begin Records supplied

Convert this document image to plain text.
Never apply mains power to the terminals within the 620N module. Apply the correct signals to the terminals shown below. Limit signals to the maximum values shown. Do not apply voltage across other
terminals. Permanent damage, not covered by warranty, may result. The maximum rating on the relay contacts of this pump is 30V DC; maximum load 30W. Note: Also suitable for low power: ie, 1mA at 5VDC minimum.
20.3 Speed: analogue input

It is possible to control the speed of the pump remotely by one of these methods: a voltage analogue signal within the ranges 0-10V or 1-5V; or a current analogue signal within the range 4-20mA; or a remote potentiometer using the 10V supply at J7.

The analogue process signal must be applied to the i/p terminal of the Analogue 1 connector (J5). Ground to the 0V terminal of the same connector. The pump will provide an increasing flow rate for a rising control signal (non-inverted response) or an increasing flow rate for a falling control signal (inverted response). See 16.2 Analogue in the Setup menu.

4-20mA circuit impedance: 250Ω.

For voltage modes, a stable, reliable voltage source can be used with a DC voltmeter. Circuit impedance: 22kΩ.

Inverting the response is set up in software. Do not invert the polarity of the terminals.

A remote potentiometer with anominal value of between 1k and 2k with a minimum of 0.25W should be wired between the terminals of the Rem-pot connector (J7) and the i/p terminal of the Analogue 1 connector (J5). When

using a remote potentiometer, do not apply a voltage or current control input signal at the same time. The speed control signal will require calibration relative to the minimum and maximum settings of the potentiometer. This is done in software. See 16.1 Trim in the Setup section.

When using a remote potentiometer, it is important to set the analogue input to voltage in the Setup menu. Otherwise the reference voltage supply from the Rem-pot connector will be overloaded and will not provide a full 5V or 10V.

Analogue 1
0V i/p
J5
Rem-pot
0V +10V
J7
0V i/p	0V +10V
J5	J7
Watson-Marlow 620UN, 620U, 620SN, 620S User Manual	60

end Records supplied

The exercise => All of the data above should be transcribed exactly.

Task response =>
Convert this document image to plain text.
Never apply mains power to the terminals within the 620N module. Apply the correct signals to the terminals shown below. Limit signals to the maximum values shown. Do not apply voltage across other
terminals. Permanent damage, not covered by warranty, may result. The maximum rating on the relay contacts of this pump is 30V DC; maximum load 30W. Note: Also suitable for low power: ie, 1mA at 5VDC minimum.
20.3 Speed: analogue input

It is possible to control the speed of the pump remotely by one of these methods: a voltage analogue signal within the ranges 0-10V or 1-5V; or a current analogue signal within the range 4-20mA; or a remote potentiometer using the 10V supply at J7.

The analogue process signal must be applied to the i/p terminal of the Analogue 1 connector (J5). Ground to the 0V terminal of the same connector. The pump will provide an increasing flow rate for a rising control signal (non-inverted response) or an increasing flow rate for a falling control signal (inverted response). See 16.2 Analogue in the Setup menu.

4-20mA circuit impedance: 250Ω.

For voltage modes, a stable, reliable voltage source can be used with a DC voltmeter. Circuit impedance: 22kΩ.

Inverting the response is set up in software. Do not invert the polarity of the terminals.

A remote potentiometer with anominal value of between 1k and 2k with a minimum of 0.25W should be wired between the terminals of the Rem-pot connector (J7) and the i/p terminal of the Analogue 1 connector (J5). When

using a remote potentiometer, do not apply a voltage or current control input signal at the same time. The speed control signal will require calibration relative to the minimum and maximum settings of the potentiometer. This is done in software. See 16.1 Trim in the Setup section.

When using a remote potentiometer, it is important to set the analogue input to voltage in the Setup menu. Otherwise the reference voltage supply from the Rem-pot connector will be overloaded and will not provide a full 5V or 10V.

Analogue 1
0V i/p
J5
Rem-pot
0V +10V
J7
0V i/p	0V +10V
J5	J7
Watson-Marlow 620UN, 620U, 620SN, 620S User Manual	60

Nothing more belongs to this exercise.